-- START --
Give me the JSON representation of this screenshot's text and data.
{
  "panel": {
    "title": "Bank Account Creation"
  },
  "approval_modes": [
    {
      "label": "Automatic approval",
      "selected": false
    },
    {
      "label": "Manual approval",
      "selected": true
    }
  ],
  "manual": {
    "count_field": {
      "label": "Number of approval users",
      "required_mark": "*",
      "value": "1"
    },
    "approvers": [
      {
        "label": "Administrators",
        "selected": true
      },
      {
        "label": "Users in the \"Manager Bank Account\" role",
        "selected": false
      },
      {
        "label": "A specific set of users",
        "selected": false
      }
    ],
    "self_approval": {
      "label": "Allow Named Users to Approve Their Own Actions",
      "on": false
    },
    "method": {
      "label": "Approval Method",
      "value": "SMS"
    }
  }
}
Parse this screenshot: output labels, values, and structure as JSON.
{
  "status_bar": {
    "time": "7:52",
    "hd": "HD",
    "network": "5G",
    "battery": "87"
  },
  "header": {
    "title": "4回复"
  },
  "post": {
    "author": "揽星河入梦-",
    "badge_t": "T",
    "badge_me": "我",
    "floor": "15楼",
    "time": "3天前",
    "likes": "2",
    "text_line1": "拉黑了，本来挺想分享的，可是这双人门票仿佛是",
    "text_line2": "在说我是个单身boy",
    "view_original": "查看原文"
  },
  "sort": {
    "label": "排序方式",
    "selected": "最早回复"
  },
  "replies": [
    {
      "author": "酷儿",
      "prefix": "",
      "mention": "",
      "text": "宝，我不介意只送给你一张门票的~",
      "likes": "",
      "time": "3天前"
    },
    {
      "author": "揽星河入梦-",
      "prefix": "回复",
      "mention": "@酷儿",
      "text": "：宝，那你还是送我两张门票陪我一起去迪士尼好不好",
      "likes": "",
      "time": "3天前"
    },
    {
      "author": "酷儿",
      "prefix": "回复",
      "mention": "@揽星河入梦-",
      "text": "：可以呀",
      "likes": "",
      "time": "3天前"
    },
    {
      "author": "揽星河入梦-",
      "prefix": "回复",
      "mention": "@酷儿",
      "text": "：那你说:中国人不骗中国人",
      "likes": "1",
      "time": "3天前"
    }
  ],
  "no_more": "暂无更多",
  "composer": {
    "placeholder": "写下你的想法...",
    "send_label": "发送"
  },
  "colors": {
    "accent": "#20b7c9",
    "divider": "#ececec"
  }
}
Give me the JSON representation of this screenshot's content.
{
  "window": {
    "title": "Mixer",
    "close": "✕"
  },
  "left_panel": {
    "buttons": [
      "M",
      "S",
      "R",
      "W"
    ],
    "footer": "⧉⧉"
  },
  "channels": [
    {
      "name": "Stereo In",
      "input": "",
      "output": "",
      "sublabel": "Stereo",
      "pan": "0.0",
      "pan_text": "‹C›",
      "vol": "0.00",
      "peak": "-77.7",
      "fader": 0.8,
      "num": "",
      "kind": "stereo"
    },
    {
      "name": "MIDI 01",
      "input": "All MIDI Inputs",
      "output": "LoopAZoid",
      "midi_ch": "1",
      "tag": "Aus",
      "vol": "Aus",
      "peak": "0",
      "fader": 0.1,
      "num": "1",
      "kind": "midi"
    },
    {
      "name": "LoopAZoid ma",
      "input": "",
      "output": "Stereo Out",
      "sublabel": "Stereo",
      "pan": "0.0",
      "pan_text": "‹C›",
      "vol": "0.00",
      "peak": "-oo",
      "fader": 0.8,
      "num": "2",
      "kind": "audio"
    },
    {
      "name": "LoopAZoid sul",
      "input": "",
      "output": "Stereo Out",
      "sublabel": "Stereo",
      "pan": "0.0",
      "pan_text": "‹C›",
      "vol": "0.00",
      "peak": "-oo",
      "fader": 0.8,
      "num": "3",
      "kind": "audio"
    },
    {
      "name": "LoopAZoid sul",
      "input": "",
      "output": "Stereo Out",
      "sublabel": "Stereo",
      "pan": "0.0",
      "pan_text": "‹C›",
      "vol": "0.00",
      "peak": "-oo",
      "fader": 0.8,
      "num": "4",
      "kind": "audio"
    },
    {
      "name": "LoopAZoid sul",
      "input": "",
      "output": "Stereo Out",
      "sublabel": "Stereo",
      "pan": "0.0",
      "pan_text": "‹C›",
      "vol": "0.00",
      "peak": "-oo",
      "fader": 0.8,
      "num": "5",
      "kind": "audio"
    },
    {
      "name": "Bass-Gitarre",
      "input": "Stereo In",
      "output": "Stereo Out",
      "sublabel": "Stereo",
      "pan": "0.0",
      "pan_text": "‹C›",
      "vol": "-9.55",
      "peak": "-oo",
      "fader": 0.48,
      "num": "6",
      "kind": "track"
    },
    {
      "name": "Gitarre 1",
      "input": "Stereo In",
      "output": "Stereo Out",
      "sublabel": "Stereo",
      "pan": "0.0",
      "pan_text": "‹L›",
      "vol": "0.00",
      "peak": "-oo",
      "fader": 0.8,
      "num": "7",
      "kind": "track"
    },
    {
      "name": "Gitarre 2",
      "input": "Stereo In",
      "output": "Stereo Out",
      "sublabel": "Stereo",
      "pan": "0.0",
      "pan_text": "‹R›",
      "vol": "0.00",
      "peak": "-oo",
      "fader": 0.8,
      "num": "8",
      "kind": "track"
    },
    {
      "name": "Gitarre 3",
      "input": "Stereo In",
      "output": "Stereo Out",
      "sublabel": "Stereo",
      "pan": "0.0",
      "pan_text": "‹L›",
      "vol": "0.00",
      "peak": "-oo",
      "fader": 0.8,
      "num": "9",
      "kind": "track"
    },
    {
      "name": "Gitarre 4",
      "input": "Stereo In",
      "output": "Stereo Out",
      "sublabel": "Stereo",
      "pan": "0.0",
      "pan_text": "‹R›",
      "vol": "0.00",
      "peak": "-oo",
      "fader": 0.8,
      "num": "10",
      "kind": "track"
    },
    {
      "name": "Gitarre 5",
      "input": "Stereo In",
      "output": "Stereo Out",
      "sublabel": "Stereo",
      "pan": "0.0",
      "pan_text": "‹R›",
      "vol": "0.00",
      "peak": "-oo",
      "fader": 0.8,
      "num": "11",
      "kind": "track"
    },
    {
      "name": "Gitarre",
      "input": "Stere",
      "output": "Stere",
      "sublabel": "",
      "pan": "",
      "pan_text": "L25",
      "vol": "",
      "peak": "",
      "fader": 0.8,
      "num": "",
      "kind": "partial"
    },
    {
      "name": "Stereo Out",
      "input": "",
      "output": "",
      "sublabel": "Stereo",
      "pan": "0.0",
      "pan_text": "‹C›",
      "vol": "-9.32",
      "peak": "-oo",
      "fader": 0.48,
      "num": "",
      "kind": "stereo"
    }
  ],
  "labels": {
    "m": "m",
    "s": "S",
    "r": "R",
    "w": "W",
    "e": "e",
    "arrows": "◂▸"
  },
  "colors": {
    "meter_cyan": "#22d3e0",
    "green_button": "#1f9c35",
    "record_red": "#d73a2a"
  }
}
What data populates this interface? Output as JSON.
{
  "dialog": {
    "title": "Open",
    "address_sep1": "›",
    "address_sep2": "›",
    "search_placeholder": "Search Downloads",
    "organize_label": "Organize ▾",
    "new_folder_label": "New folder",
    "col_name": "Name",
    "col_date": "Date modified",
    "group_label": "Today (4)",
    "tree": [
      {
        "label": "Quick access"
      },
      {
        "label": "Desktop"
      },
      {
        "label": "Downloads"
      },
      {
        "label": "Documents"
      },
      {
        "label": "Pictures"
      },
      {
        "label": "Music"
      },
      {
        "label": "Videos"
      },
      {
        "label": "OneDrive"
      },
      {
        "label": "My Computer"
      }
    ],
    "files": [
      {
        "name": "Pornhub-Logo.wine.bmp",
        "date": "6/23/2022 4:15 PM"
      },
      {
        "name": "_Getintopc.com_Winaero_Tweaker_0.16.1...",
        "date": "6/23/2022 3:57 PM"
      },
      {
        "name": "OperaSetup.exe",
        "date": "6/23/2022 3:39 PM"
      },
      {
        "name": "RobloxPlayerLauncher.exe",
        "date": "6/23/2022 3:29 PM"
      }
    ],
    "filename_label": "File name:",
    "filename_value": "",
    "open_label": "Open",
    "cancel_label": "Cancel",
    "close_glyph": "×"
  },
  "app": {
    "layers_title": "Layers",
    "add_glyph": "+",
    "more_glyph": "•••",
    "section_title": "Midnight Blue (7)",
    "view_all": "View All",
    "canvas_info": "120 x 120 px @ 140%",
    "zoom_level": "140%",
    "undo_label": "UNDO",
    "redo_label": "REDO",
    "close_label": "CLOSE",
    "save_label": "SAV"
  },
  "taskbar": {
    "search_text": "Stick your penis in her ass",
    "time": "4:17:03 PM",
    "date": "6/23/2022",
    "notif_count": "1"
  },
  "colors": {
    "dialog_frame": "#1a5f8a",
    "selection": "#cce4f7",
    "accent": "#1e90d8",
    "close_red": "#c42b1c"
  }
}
-- END --
◆ **What you have to do**:
Tally how many lines of the records hold the word "labels". Answer with the number only.

◆ **Complete response**:
2